··· Given passage ···
Glenn Ford’s racy story told by his son


Glenn Ford and Rita Hayworth starred in the 1946 noir classic Gilda.
He had a one-night stand with Marilyn Monroe, a 6-month fling with Judy Garland, and a 40-year, on-and-off affair with Rita Hayworth.
After a 16-year marriage to dancing star Eleanor Powell, he married three more times while he chased a series of younger and younger women, gold-diggers who plundered his hard earned fortune and then left him.
He developed a drinking problem so severe that it nearly killed him and left him unable to walk for a decade before he died in 2006 at age 90.
And he taped the most famous taper in history: he installed a secret telephone recording system in his Beverly Hills mansion that recorded intimate conversations with his many Hollywood lovers (143 at last count) and some big-time politicians, including President Richard Nixon.
Those are just a few of the juicy revelations in a biography with the remarkably understated title “Glenn Ford: A Life,” written by his son Peter Ford and released last May. And for those who question Ford’s claims, he has the documents to back them up: every letter his parents ever exchanged, every one of his father’s day-by-day diaries, and boxes of reel-to-reel tapes from his secret phone recording system.
“I found one labeled ‘Peter’s conversations,’” said Ford, who will appear at the Manhattan Beach Public Library on Feb. 29. Although he was offended by his father’s invasion of privacy, he admitted: “It was kind of fun to listen to myself as a teenager.”

Peter Ford and his father Glenn. Photo courtesy of the Ford family.
Books written by children of Hollywood legends have become a well-defined literary genre over the last 40 years. There are two basic sub-genres: Daddy was a Drunken Tyrant who beat the hell out of me (Bing Crosby), and Mommy was a Drunken Monster who tried to control every aspect of my life (Joan Crawford, Bette Davis, Marlene Dietrich).
···
**Task to complete**
List every person the Glenn Ford article names in parentheses as an example of the two sub-genres of books by children of Hollywood legends.
··· Entries supplied ···
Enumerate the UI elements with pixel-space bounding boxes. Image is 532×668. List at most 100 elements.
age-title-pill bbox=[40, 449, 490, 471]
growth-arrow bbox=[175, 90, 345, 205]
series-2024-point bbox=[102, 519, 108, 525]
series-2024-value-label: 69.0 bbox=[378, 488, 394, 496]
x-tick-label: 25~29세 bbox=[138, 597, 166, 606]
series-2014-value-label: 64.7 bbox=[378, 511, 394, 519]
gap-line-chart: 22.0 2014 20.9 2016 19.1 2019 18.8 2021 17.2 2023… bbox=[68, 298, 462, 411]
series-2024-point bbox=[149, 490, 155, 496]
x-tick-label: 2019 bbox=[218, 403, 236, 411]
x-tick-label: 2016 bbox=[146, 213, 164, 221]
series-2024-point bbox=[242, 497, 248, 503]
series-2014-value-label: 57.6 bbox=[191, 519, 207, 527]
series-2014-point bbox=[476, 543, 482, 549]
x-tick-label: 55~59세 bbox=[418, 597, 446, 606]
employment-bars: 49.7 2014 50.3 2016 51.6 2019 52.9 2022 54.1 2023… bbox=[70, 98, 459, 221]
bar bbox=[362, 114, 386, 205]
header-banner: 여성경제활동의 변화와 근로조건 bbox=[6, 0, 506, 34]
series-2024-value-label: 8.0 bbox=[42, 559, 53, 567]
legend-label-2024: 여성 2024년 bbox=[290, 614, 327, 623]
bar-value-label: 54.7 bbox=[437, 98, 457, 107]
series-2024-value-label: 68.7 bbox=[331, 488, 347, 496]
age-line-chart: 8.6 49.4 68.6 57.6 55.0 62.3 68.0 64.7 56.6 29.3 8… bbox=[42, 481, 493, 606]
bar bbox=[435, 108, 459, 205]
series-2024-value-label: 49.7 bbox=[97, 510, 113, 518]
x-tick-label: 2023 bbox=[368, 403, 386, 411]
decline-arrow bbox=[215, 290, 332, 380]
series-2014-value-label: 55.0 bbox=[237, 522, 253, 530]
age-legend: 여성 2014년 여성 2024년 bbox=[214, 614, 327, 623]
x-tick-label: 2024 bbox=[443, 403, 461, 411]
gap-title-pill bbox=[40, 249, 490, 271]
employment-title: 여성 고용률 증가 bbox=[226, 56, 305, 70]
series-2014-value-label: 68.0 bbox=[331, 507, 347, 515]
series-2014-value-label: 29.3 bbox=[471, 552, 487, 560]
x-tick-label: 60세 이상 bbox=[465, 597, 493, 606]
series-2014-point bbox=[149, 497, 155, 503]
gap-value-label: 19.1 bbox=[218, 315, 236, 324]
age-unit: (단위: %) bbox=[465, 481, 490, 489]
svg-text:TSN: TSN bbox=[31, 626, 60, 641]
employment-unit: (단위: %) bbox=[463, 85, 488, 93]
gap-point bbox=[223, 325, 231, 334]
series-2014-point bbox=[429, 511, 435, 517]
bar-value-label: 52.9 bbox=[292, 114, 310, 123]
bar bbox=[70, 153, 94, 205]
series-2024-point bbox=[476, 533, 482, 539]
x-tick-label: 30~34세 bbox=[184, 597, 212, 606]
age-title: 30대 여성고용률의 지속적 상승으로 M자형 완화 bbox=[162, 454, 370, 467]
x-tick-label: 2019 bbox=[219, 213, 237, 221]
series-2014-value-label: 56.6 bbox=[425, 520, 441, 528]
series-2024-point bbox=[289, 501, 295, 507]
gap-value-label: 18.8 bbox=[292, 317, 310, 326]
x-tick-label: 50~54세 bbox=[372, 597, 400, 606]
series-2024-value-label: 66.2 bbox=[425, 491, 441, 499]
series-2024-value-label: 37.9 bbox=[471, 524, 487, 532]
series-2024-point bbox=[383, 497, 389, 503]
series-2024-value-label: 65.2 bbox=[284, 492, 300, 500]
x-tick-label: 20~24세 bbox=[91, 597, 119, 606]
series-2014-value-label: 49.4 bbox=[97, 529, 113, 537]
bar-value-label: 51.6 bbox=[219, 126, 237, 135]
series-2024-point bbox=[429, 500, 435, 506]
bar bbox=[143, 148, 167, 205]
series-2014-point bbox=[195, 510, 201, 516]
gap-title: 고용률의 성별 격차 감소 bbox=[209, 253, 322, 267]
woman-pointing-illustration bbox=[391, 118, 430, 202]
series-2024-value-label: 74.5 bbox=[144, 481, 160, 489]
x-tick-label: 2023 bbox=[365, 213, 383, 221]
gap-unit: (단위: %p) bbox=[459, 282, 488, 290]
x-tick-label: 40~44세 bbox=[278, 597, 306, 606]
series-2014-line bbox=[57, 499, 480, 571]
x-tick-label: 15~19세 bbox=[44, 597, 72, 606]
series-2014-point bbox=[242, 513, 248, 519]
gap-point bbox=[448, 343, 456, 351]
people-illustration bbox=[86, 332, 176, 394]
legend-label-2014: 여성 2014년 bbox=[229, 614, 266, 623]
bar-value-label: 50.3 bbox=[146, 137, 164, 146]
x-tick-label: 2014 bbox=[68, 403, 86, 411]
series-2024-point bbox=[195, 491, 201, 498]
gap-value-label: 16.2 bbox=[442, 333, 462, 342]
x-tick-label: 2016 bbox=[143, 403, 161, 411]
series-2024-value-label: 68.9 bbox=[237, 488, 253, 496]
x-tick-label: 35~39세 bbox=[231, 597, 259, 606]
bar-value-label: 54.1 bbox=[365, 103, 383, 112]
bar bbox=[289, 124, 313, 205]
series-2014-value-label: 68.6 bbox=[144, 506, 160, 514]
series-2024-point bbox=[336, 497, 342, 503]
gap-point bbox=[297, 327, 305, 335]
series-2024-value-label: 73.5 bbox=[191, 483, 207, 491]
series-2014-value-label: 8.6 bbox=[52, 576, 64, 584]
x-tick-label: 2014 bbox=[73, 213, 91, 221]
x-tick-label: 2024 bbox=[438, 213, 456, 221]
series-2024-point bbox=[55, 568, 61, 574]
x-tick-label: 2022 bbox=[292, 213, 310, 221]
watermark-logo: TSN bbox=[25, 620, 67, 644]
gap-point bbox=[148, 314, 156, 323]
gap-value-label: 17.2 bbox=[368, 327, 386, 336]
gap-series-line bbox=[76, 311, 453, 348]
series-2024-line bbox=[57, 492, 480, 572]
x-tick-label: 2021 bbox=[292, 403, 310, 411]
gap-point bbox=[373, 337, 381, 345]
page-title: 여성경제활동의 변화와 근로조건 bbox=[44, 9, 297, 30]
···
**Response to this task**
Bing Crosby, Joan Crawford, Bette Davis, Marlene Dietrich